[A run of records]
⁂

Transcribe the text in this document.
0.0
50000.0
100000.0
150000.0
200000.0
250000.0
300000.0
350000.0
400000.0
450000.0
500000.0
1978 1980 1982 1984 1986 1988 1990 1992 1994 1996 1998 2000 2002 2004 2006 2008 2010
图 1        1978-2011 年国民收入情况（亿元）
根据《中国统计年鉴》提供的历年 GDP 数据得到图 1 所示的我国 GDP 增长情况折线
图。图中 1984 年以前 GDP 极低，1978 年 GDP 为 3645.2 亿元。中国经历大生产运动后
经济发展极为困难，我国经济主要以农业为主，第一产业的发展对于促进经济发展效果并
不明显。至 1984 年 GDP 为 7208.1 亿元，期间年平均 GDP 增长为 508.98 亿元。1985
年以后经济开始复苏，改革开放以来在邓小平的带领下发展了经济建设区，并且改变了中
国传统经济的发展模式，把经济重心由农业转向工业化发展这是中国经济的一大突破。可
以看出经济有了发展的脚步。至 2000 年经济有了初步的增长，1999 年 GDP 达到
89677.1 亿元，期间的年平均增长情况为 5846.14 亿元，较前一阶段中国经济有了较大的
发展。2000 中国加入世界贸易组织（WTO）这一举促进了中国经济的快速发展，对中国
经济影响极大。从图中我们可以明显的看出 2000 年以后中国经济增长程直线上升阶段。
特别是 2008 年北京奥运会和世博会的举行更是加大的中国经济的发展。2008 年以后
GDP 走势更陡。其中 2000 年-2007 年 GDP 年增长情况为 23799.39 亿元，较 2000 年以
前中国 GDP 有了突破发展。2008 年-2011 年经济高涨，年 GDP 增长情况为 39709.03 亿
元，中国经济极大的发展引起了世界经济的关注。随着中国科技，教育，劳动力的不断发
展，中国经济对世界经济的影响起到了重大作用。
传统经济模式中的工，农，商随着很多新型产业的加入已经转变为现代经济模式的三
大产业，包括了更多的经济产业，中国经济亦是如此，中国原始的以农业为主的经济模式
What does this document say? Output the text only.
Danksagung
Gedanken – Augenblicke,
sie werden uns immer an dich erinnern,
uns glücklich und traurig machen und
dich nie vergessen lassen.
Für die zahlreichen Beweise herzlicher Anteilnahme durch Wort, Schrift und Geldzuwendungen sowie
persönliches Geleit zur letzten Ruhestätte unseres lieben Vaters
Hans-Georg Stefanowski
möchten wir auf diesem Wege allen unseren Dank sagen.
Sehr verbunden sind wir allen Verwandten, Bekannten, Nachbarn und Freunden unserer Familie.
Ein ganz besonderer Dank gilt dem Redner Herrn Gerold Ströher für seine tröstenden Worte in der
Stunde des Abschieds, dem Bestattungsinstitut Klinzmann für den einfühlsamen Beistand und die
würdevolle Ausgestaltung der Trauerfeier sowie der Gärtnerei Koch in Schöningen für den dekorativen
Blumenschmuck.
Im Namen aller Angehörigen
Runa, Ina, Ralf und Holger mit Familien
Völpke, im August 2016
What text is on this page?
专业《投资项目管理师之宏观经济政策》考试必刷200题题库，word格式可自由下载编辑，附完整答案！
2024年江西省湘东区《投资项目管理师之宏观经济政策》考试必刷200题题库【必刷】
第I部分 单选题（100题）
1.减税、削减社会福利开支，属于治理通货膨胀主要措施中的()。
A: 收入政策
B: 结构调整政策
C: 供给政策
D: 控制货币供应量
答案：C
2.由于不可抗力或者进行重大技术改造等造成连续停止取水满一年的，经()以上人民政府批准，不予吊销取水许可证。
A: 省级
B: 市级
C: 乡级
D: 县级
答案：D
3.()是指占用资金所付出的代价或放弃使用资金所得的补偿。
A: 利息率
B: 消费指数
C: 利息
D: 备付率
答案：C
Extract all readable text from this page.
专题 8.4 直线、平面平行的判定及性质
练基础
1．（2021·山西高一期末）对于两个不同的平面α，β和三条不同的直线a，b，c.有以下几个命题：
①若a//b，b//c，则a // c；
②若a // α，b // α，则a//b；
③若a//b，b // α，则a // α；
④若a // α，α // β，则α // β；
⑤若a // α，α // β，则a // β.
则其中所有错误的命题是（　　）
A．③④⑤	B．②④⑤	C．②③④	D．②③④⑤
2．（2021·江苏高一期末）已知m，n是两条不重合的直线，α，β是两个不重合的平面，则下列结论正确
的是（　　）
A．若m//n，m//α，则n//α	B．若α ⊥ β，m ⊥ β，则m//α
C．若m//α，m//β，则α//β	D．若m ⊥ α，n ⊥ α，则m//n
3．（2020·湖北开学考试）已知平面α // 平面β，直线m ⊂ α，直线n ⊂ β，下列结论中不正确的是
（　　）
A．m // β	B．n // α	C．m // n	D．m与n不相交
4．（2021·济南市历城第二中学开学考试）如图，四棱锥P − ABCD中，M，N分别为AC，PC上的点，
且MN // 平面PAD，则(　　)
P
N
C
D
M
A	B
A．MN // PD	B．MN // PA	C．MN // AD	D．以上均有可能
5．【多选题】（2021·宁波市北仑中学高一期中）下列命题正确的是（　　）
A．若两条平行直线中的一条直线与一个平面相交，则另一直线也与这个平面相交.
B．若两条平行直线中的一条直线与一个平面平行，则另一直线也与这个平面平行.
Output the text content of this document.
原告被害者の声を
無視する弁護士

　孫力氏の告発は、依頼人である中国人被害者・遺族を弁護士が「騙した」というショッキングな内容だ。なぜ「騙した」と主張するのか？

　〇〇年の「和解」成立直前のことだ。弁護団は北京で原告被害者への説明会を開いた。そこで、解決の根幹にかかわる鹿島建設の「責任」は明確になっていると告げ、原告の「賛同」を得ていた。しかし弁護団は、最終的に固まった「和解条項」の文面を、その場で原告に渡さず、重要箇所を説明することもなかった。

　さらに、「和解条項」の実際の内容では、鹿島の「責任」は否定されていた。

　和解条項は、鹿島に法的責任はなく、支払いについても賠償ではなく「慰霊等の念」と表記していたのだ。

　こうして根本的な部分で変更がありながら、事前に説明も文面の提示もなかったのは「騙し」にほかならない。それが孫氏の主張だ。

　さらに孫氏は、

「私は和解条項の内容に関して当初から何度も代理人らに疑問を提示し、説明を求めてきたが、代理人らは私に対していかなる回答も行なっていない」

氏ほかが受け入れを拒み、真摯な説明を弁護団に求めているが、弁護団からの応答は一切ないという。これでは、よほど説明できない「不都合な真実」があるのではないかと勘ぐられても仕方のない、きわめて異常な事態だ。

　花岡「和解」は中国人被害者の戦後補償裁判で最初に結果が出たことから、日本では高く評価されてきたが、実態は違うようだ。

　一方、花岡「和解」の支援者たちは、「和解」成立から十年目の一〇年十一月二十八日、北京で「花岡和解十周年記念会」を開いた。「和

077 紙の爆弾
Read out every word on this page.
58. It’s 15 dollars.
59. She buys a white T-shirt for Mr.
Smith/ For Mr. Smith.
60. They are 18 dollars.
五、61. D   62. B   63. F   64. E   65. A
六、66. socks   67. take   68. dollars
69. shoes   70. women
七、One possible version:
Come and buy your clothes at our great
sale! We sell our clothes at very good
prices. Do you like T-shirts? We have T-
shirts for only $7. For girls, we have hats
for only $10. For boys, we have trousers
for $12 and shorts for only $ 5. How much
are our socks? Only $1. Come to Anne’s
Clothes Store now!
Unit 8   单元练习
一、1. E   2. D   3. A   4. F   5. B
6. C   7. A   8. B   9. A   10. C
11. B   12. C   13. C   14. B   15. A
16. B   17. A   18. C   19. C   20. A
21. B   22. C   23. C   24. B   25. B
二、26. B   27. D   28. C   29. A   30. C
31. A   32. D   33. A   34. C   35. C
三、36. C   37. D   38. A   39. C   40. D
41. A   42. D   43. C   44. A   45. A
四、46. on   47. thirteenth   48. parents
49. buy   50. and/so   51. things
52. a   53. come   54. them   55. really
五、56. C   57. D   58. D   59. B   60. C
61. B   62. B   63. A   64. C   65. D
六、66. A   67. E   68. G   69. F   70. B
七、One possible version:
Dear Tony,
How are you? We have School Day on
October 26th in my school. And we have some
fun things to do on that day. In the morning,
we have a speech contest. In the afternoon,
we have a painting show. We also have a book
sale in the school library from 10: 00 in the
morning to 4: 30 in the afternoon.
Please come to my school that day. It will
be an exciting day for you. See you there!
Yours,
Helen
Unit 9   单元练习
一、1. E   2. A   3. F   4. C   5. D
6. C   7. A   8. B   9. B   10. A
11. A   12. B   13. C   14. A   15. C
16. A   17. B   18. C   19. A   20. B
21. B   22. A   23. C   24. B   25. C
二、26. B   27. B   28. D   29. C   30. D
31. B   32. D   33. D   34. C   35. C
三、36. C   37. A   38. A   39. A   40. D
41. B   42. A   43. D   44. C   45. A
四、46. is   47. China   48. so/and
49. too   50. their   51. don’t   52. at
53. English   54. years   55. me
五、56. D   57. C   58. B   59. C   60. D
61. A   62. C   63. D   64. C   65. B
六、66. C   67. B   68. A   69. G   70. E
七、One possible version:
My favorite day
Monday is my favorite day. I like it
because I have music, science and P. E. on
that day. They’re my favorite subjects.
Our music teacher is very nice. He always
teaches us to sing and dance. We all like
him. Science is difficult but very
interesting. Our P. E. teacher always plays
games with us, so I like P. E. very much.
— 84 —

⁂

Problem requirements — Out of the material above, select every line that holds the string "always".

The reply —
Our music teacher is very nice. He always
interesting. Our P. E. teacher always plays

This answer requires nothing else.